---- Records for the task
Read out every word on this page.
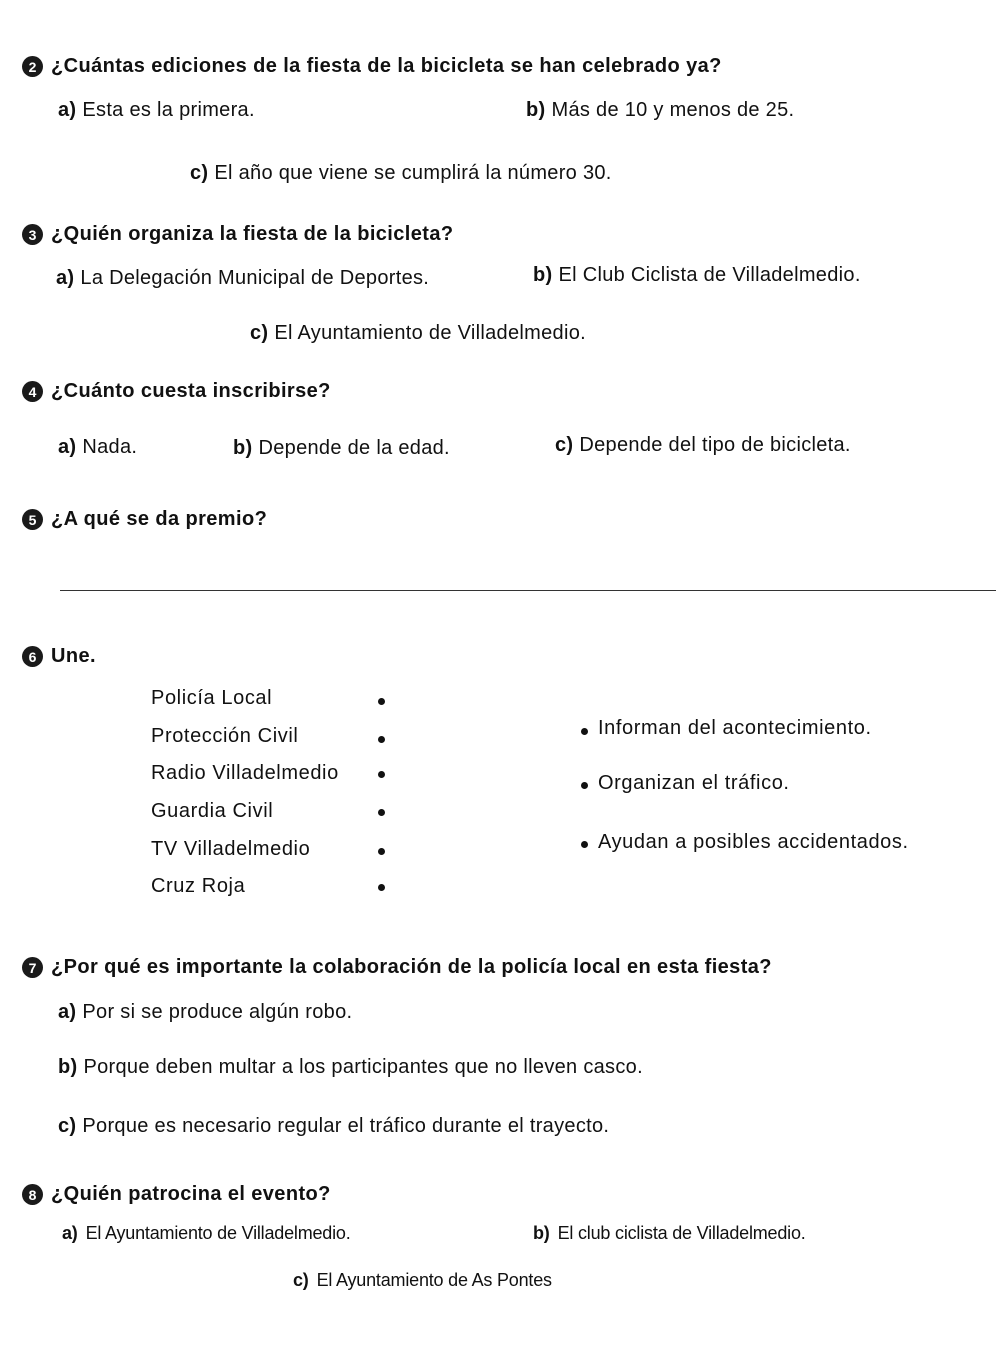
2 ¿Cuántas ediciones de la fiesta de la bicicleta se han celebrado ya?
a) Esta es la primera.	b) Más de 10 y menos de 25.
c) El año que viene se cumplirá la número 30.
3 ¿Quién organiza la fiesta de la bicicleta?
a) La Delegación Municipal de Deportes.	b) El Club Ciclista de Villadelmedio.
c) El Ayuntamiento de Villadelmedio.
4 ¿Cuánto cuesta inscribirse?
a) Nada.	b) Depende de la edad.	c) Depende del tipo de bicicleta.
5 ¿A qué se da premio?
6 Une.
Policía Local
Protección Civil
Radio Villadelmedio
Guardia Civil
TV Villadelmedio
Cruz Roja
Informan del acontecimiento.
Organizan el tráfico.
Ayudan a posibles accidentados.
7 ¿Por qué es importante la colaboración de la policía local en esta fiesta?
a) Por si se produce algún robo.
b) Porque deben multar a los participantes que no lleven casco.
c) Porque es necesario regular el tráfico durante el trayecto.
8 ¿Quién patrocina el evento?
a) El Ayuntamiento de Villadelmedio.	b) El club ciclista de Villadelmedio.
c) El Ayuntamiento de As Pontes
--------
▶ _Goal_
Reproduce the listing exactly. Leave its pictures out.

▶ _Full answer_
Read out every word on this page.
2 ¿Cuántas ediciones de la fiesta de la bicicleta se han celebrado ya?
a) Esta es la primera.	b) Más de 10 y menos de 25.
c) El año que viene se cumplirá la número 30.
3 ¿Quién organiza la fiesta de la bicicleta?
a) La Delegación Municipal de Deportes.	b) El Club Ciclista de Villadelmedio.
c) El Ayuntamiento de Villadelmedio.
4 ¿Cuánto cuesta inscribirse?
a) Nada.	b) Depende de la edad.	c) Depende del tipo de bicicleta.
5 ¿A qué se da premio?
6 Une.
Policía Local
Protección Civil
Radio Villadelmedio
Guardia Civil
TV Villadelmedio
Cruz Roja
Informan del acontecimiento.
Organizan el tráfico.
Ayudan a posibles accidentados.
7 ¿Por qué es importante la colaboración de la policía local en esta fiesta?
a) Por si se produce algún robo.
b) Porque deben multar a los participantes que no lleven casco.
c) Porque es necesario regular el tráfico durante el trayecto.
8 ¿Quién patrocina el evento?
a) El Ayuntamiento de Villadelmedio.	b) El club ciclista de Villadelmedio.
c) El Ayuntamiento de As Pontes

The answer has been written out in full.